TASK BRIEF -
Assemble all lines in which the string "only" appears.

Data records
#####

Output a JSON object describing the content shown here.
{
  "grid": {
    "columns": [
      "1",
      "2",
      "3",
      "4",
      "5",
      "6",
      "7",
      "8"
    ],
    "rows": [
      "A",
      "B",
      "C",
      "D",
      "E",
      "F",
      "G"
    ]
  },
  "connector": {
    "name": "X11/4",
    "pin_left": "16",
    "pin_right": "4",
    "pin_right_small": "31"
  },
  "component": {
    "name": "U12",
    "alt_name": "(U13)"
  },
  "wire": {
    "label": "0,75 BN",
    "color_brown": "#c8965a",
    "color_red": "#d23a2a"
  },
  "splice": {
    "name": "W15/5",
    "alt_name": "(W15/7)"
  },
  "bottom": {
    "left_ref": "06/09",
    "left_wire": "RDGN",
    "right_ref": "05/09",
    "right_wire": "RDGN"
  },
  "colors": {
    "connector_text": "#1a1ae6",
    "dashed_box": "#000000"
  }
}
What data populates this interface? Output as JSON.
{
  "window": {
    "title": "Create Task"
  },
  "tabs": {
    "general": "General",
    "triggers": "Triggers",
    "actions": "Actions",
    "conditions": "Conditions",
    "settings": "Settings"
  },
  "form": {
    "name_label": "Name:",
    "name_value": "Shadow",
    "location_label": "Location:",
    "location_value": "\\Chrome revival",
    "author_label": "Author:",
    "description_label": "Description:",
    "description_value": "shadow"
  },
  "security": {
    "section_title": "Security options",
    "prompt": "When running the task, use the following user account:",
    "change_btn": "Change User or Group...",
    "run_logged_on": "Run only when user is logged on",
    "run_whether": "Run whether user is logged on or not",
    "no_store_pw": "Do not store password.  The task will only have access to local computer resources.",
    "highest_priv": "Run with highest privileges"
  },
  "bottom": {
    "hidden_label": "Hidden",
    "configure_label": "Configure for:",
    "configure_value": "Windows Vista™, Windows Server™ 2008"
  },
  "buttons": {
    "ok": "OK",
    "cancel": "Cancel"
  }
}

#####

WRITTEN RESPONSE -
    "run_logged_on": "Run only when user is logged on",
    "no_store_pw": "Do not store password.  The task will only have access to local computer resources.",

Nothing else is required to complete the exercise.